[Records about charts and figures]
:::::

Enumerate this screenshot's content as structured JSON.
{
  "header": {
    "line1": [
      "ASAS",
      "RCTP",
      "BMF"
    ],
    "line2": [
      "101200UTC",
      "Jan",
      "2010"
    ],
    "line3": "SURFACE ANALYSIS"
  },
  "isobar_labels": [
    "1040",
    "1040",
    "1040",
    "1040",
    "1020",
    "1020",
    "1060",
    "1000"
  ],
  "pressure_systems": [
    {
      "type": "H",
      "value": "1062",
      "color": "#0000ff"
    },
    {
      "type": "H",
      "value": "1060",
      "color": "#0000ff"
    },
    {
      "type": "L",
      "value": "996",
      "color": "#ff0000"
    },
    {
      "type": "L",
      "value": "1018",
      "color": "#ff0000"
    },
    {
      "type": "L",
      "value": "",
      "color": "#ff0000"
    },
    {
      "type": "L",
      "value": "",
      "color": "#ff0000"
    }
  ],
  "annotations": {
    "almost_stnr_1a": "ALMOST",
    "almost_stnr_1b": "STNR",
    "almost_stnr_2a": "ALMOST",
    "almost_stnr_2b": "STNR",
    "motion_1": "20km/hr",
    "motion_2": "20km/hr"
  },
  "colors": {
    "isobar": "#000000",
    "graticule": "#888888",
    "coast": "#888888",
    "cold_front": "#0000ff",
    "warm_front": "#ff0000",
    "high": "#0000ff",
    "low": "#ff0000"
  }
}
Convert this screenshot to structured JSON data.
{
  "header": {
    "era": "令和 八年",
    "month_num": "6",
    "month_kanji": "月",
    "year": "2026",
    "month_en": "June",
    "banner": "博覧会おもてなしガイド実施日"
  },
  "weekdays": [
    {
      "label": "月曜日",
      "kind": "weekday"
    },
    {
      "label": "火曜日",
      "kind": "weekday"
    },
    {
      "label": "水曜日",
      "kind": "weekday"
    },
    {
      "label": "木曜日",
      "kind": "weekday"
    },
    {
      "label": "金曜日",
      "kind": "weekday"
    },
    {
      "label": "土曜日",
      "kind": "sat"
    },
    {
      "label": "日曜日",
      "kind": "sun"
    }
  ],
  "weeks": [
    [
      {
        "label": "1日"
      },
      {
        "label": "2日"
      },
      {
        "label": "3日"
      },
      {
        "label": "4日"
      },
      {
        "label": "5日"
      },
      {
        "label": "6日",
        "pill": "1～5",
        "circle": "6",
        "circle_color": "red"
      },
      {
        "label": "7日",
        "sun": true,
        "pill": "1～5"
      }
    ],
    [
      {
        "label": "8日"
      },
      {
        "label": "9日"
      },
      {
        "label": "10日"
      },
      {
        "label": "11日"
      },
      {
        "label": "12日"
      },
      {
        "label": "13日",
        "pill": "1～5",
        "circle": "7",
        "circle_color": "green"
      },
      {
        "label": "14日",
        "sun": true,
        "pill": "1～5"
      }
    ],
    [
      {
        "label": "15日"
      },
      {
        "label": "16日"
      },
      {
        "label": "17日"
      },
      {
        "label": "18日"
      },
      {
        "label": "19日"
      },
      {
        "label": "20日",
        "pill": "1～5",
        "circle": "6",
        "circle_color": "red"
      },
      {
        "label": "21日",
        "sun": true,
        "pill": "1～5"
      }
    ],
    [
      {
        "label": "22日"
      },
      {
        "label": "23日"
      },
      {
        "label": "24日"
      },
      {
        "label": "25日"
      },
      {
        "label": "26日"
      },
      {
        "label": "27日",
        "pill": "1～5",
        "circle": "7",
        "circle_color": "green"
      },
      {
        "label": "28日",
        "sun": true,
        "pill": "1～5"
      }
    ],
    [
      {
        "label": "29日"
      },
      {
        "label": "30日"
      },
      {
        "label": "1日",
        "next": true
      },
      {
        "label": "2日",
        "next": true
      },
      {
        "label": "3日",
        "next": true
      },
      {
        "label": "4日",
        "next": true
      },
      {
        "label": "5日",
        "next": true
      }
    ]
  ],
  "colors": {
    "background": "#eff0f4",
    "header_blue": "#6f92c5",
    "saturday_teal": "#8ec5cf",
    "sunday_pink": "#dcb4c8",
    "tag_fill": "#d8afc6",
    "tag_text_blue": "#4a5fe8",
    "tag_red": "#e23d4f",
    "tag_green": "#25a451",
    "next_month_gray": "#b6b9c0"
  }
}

:::::

* _TO DO_: Go through the records and print each one exactly.

* _TASK SOLUTION_:
Enumerate this screenshot's content as structured JSON.
{
  "header": {
    "line1": [
      "ASAS",
      "RCTP",
      "BMF"
    ],
    "line2": [
      "101200UTC",
      "Jan",
      "2010"
    ],
    "line3": "SURFACE ANALYSIS"
  },
  "isobar_labels": [
    "1040",
    "1040",
    "1040",
    "1040",
    "1020",
    "1020",
    "1060",
    "1000"
  ],
  "pressure_systems": [
    {
      "type": "H",
      "value": "1062",
      "color": "#0000ff"
    },
    {
      "type": "H",
      "value": "1060",
      "color": "#0000ff"
    },
    {
      "type": "L",
      "value": "996",
      "color": "#ff0000"
    },
    {
      "type": "L",
      "value": "1018",
      "color": "#ff0000"
    },
    {
      "type": "L",
      "value": "",
      "color": "#ff0000"
    },
    {
      "type": "L",
      "value": "",
      "color": "#ff0000"
    }
  ],
  "annotations": {
    "almost_stnr_1a": "ALMOST",
    "almost_stnr_1b": "STNR",
    "almost_stnr_2a": "ALMOST",
    "almost_stnr_2b": "STNR",
    "motion_1": "20km/hr",
    "motion_2": "20km/hr"
  },
  "colors": {
    "isobar": "#000000",
    "graticule": "#888888",
    "coast": "#888888",
    "cold_front": "#0000ff",
    "warm_front": "#ff0000",
    "high": "#0000ff",
    "low": "#ff0000"
  }
}
Convert this screenshot to structured JSON data.
{
  "header": {
    "era": "令和 八年",
    "month_num": "6",
    "month_kanji": "月",
    "year": "2026",
    "month_en": "June",
    "banner": "博覧会おもてなしガイド実施日"
  },
  "weekdays": [
    {
      "label": "月曜日",
      "kind": "weekday"
    },
    {
      "label": "火曜日",
      "kind": "weekday"
    },
    {
      "label": "水曜日",
      "kind": "weekday"
    },
    {
      "label": "木曜日",
      "kind": "weekday"
    },
    {
      "label": "金曜日",
      "kind": "weekday"
    },
    {
      "label": "土曜日",
      "kind": "sat"
    },
    {
      "label": "日曜日",
      "kind": "sun"
    }
  ],
  "weeks": [
    [
      {
        "label": "1日"
      },
      {
        "label": "2日"
      },
      {
        "label": "3日"
      },
      {
        "label": "4日"
      },
      {
        "label": "5日"
      },
      {
        "label": "6日",
        "pill": "1～5",
        "circle": "6",
        "circle_color": "red"
      },
      {
        "label": "7日",
        "sun": true,
        "pill": "1～5"
      }
    ],
    [
      {
        "label": "8日"
      },
      {
        "label": "9日"
      },
      {
        "label": "10日"
      },
      {
        "label": "11日"
      },
      {
        "label": "12日"
      },
      {
        "label": "13日",
        "pill": "1～5",
        "circle": "7",
        "circle_color": "green"
      },
      {
        "label": "14日",
        "sun": true,
        "pill": "1～5"
      }
    ],
    [
      {
        "label": "15日"
      },
      {
        "label": "16日"
      },
      {
        "label": "17日"
      },
      {
        "label": "18日"
      },
      {
        "label": "19日"
      },
      {
        "label": "20日",
        "pill": "1～5",
        "circle": "6",
        "circle_color": "red"
      },
      {
        "label": "21日",
        "sun": true,
        "pill": "1～5"
      }
    ],
    [
      {
        "label": "22日"
      },
      {
        "label": "23日"
      },
      {
        "label": "24日"
      },
      {
        "label": "25日"
      },
      {
        "label": "26日"
      },
      {
        "label": "27日",
        "pill": "1～5",
        "circle": "7",
        "circle_color": "green"
      },
      {
        "label": "28日",
        "sun": true,
        "pill": "1～5"
      }
    ],
    [
      {
        "label": "29日"
      },
      {
        "label": "30日"
      },
      {
        "label": "1日",
        "next": true
      },
      {
        "label": "2日",
        "next": true
      },
      {
        "label": "3日",
        "next": true
      },
      {
        "label": "4日",
        "next": true
      },
      {
        "label": "5日",
        "next": true
      }
    ]
  ],
  "colors": {
    "background": "#eff0f4",
    "header_blue": "#6f92c5",
    "saturday_teal": "#8ec5cf",
    "sunday_pink": "#dcb4c8",
    "tag_fill": "#d8afc6",
    "tag_text_blue": "#4a5fe8",
    "tag_red": "#e23d4f",
    "tag_green": "#25a451",
    "next_month_gray": "#b6b9c0"
  }
}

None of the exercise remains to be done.